Short exercise: Extract from the listing each line in which the word "uszkodzić" appears.

Exercise material:
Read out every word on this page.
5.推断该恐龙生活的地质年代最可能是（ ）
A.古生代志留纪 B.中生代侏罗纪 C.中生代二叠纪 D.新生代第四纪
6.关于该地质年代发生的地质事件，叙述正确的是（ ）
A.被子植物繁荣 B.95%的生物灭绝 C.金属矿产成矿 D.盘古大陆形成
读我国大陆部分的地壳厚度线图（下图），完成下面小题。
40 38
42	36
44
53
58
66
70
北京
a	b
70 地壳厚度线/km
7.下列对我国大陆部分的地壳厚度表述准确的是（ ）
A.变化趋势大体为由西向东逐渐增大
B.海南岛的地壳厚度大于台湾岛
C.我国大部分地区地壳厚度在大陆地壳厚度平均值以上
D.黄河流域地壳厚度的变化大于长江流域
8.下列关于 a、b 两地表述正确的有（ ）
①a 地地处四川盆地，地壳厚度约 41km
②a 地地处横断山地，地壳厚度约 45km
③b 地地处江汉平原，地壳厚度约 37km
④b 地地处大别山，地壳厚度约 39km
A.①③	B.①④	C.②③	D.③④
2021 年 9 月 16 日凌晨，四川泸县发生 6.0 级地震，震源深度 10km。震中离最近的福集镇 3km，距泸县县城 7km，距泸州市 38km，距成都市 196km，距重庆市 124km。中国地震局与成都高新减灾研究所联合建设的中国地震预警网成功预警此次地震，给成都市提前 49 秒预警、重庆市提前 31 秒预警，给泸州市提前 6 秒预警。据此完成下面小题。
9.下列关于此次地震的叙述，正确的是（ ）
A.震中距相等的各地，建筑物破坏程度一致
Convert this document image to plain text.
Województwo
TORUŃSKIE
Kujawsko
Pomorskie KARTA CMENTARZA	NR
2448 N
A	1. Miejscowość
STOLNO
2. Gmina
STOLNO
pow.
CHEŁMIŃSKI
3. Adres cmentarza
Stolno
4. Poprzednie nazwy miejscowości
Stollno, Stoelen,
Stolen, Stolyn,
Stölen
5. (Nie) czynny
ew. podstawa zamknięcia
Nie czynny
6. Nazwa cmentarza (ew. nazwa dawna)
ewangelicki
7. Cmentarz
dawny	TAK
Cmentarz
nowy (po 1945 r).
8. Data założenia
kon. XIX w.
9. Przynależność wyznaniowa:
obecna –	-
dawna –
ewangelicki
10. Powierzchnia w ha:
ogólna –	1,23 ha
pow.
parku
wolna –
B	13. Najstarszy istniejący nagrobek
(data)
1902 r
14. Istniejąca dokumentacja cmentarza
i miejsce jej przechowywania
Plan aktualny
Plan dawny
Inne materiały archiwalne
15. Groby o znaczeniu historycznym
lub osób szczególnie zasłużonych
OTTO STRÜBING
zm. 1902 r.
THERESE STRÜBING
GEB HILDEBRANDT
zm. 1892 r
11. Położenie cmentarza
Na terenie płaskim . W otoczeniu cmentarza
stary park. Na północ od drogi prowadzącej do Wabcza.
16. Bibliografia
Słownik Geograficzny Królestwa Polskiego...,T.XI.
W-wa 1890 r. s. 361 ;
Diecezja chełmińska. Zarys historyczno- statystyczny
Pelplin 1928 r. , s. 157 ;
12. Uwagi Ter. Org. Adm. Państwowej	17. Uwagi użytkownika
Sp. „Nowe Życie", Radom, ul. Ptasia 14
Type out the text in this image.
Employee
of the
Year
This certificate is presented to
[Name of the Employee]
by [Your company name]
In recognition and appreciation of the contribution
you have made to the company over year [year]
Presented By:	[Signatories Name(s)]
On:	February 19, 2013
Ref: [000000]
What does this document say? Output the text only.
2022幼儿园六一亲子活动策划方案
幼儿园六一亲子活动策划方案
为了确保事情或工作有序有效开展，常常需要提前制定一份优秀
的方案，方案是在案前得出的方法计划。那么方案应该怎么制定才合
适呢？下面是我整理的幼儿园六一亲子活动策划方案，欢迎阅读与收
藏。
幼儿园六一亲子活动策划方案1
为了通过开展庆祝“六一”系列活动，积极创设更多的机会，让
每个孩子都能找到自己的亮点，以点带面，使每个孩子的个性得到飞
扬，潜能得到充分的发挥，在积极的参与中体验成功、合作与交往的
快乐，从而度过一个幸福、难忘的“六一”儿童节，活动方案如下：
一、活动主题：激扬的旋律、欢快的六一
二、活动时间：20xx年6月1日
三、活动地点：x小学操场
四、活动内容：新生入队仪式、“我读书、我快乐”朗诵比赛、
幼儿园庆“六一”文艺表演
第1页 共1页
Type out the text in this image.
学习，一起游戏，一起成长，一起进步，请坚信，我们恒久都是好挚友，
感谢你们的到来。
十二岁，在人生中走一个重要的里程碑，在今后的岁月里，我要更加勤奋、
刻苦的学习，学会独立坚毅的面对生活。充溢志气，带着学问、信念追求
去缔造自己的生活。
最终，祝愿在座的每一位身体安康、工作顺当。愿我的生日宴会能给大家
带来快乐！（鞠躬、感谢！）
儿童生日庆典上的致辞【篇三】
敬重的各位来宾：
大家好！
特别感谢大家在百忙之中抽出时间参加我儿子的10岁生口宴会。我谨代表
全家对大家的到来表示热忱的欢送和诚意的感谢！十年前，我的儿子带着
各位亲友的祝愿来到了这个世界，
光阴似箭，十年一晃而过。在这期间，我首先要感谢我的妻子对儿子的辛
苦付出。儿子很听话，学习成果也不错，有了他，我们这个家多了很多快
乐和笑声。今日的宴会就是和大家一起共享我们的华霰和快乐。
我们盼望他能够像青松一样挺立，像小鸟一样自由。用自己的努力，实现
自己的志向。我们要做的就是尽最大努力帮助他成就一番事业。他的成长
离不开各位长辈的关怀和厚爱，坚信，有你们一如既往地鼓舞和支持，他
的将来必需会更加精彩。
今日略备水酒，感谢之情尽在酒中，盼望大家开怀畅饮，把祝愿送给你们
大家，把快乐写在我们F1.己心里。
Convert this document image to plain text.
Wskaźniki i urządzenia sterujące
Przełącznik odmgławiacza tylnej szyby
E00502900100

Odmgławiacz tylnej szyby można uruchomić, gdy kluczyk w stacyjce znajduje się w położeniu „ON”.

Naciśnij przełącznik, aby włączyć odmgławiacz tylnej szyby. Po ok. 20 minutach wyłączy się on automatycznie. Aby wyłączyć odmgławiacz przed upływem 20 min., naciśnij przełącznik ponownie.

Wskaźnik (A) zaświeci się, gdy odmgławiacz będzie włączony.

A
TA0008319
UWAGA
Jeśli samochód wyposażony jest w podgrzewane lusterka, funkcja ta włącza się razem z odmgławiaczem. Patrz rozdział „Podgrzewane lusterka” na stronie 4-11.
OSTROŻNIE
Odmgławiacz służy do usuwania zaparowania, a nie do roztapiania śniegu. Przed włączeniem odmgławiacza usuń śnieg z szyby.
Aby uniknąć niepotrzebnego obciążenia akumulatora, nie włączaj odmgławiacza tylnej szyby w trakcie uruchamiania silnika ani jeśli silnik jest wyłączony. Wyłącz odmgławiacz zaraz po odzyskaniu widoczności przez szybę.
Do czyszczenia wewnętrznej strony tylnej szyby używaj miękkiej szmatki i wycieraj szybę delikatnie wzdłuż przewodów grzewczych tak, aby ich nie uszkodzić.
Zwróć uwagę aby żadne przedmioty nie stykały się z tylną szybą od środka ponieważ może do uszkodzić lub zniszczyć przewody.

Written solution:
Do czyszczenia wewnętrznej strony tylnej szyby używaj miękkiej szmatki i wycieraj szybę delikatnie wzdłuż przewodów grzewczych tak, aby ich nie uszkodzić.
Zwróć uwagę aby żadne przedmioty nie stykały się z tylną szybą od środka ponieważ może do uszkodzić lub zniszczyć przewody.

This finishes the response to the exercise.